■ GIVEN PROBLEM: Return the entries below in their exact form, leaving the pictures out.

— Start —

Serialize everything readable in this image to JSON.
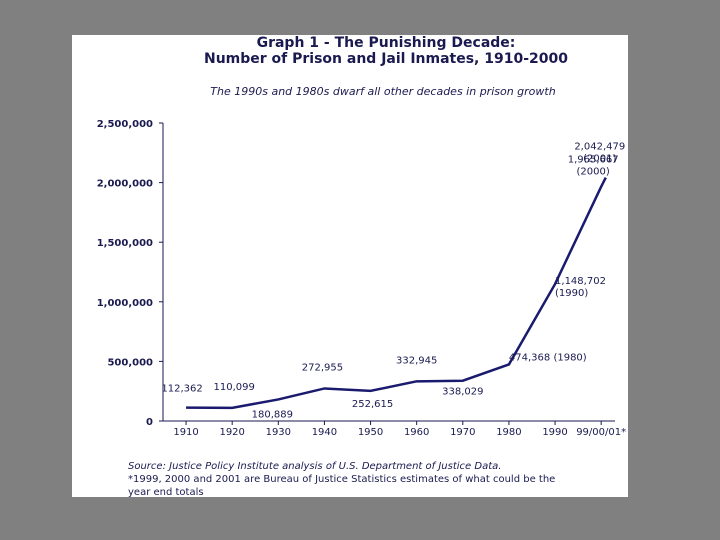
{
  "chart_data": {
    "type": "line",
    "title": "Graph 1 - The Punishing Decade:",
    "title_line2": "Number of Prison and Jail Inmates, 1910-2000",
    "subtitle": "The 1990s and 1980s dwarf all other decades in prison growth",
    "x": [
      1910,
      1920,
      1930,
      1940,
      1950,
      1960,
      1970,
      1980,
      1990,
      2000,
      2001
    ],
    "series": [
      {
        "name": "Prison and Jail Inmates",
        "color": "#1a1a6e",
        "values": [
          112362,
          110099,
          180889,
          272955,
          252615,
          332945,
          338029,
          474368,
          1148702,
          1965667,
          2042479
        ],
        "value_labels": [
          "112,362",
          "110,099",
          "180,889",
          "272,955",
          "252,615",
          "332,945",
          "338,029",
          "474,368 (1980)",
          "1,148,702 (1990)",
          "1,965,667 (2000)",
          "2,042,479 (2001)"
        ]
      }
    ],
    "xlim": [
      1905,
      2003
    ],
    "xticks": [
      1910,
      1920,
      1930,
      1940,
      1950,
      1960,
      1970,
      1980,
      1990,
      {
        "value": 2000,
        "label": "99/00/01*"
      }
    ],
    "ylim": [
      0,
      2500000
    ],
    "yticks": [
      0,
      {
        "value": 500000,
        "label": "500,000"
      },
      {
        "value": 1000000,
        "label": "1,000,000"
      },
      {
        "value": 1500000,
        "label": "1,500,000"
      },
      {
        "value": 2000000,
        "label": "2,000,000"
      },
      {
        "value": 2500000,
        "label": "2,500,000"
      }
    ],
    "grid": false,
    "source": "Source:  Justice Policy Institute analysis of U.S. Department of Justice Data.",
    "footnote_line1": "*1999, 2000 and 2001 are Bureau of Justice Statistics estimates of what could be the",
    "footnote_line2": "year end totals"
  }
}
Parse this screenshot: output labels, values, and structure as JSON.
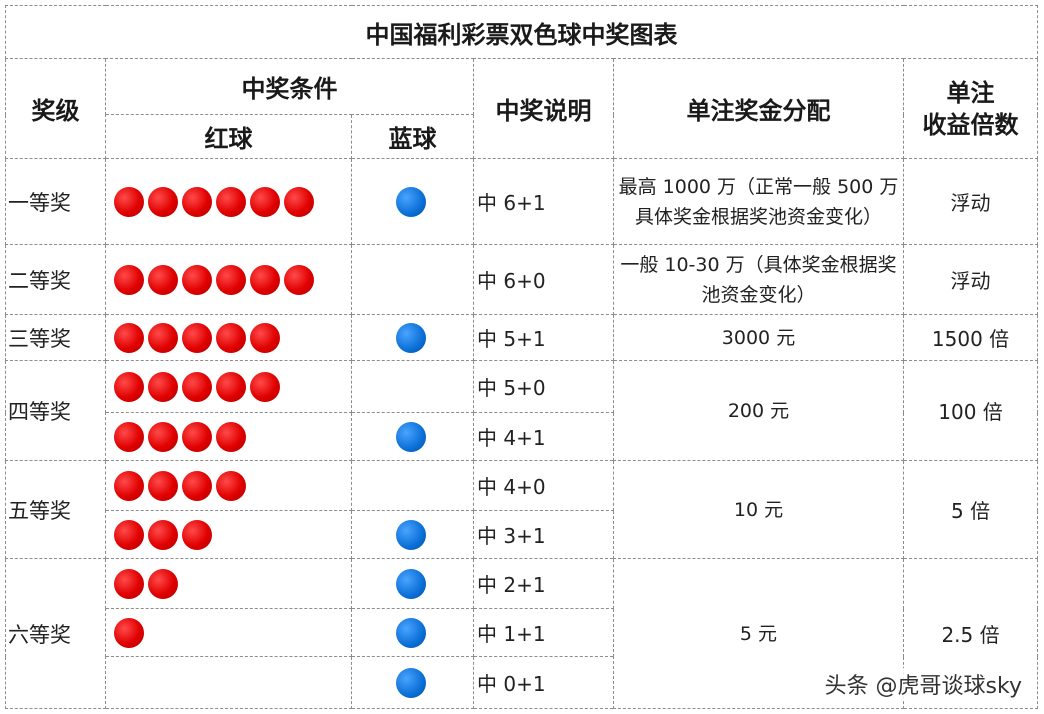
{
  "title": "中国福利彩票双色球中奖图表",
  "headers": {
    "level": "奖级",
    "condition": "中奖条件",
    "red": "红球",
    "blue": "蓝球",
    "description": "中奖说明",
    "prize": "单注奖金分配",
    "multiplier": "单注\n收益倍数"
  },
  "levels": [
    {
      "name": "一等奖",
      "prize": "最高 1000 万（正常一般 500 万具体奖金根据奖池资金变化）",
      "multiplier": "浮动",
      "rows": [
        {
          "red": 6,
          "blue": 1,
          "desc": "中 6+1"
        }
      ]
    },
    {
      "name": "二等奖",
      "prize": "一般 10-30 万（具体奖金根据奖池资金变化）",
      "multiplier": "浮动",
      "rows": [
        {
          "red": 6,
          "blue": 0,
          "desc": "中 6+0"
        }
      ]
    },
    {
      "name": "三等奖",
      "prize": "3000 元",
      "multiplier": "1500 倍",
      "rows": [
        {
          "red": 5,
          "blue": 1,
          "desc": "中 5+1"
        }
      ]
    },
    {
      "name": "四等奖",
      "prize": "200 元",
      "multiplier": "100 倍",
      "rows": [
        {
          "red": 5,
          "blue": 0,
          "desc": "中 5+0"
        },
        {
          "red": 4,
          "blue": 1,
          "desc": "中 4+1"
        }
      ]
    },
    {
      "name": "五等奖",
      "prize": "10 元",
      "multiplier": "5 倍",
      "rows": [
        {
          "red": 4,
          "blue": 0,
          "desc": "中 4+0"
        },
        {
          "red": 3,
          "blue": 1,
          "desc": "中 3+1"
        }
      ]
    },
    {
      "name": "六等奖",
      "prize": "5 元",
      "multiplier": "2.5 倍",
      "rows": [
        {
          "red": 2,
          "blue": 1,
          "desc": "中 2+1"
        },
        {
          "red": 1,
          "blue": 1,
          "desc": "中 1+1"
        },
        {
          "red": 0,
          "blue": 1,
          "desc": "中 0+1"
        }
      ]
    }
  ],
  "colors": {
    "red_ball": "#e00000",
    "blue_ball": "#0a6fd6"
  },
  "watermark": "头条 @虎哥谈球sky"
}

— End —

■ THE OUTPUT:
Serialize everything readable in this image to JSON.
{
  "chart_data": {
    "type": "line",
    "title": "Graph 1 - The Punishing Decade:",
    "title_line2": "Number of Prison and Jail Inmates, 1910-2000",
    "subtitle": "The 1990s and 1980s dwarf all other decades in prison growth",
    "x": [
      1910,
      1920,
      1930,
      1940,
      1950,
      1960,
      1970,
      1980,
      1990,
      2000,
      2001
    ],
    "series": [
      {
        "name": "Prison and Jail Inmates",
        "color": "#1a1a6e",
        "values": [
          112362,
          110099,
          180889,
          272955,
          252615,
          332945,
          338029,
          474368,
          1148702,
          1965667,
          2042479
        ],
        "value_labels": [
          "112,362",
          "110,099",
          "180,889",
          "272,955",
          "252,615",
          "332,945",
          "338,029",
          "474,368 (1980)",
          "1,148,702 (1990)",
          "1,965,667 (2000)",
          "2,042,479 (2001)"
        ]
      }
    ],
    "xlim": [
      1905,
      2003
    ],
    "xticks": [
      1910,
      1920,
      1930,
      1940,
      1950,
      1960,
      1970,
      1980,
      1990,
      {
        "value": 2000,
        "label": "99/00/01*"
      }
    ],
    "ylim": [
      0,
      2500000
    ],
    "yticks": [
      0,
      {
        "value": 500000,
        "label": "500,000"
      },
      {
        "value": 1000000,
        "label": "1,000,000"
      },
      {
        "value": 1500000,
        "label": "1,500,000"
      },
      {
        "value": 2000000,
        "label": "2,000,000"
      },
      {
        "value": 2500000,
        "label": "2,500,000"
      }
    ],
    "grid": false,
    "source": "Source:  Justice Policy Institute analysis of U.S. Department of Justice Data.",
    "footnote_line1": "*1999, 2000 and 2001 are Bureau of Justice Statistics estimates of what could be the",
    "footnote_line2": "year end totals"
  }
}
Parse this screenshot: output labels, values, and structure as JSON.
{
  "title": "中国福利彩票双色球中奖图表",
  "headers": {
    "level": "奖级",
    "condition": "中奖条件",
    "red": "红球",
    "blue": "蓝球",
    "description": "中奖说明",
    "prize": "单注奖金分配",
    "multiplier": "单注\n收益倍数"
  },
  "levels": [
    {
      "name": "一等奖",
      "prize": "最高 1000 万（正常一般 500 万具体奖金根据奖池资金变化）",
      "multiplier": "浮动",
      "rows": [
        {
          "red": 6,
          "blue": 1,
          "desc": "中 6+1"
        }
      ]
    },
    {
      "name": "二等奖",
      "prize": "一般 10-30 万（具体奖金根据奖池资金变化）",
      "multiplier": "浮动",
      "rows": [
        {
          "red": 6,
          "blue": 0,
          "desc": "中 6+0"
        }
      ]
    },
    {
      "name": "三等奖",
      "prize": "3000 元",
      "multiplier": "1500 倍",
      "rows": [
        {
          "red": 5,
          "blue": 1,
          "desc": "中 5+1"
        }
      ]
    },
    {
      "name": "四等奖",
      "prize": "200 元",
      "multiplier": "100 倍",
      "rows": [
        {
          "red": 5,
          "blue": 0,
          "desc": "中 5+0"
        },
        {
          "red": 4,
          "blue": 1,
          "desc": "中 4+1"
        }
      ]
    },
    {
      "name": "五等奖",
      "prize": "10 元",
      "multiplier": "5 倍",
      "rows": [
        {
          "red": 4,
          "blue": 0,
          "desc": "中 4+0"
        },
        {
          "red": 3,
          "blue": 1,
          "desc": "中 3+1"
        }
      ]
    },
    {
      "name": "六等奖",
      "prize": "5 元",
      "multiplier": "2.5 倍",
      "rows": [
        {
          "red": 2,
          "blue": 1,
          "desc": "中 2+1"
        },
        {
          "red": 1,
          "blue": 1,
          "desc": "中 1+1"
        },
        {
          "red": 0,
          "blue": 1,
          "desc": "中 0+1"
        }
      ]
    }
  ],
  "colors": {
    "red_ball": "#e00000",
    "blue_ball": "#0a6fd6"
  },
  "watermark": "头条 @虎哥谈球sky"
}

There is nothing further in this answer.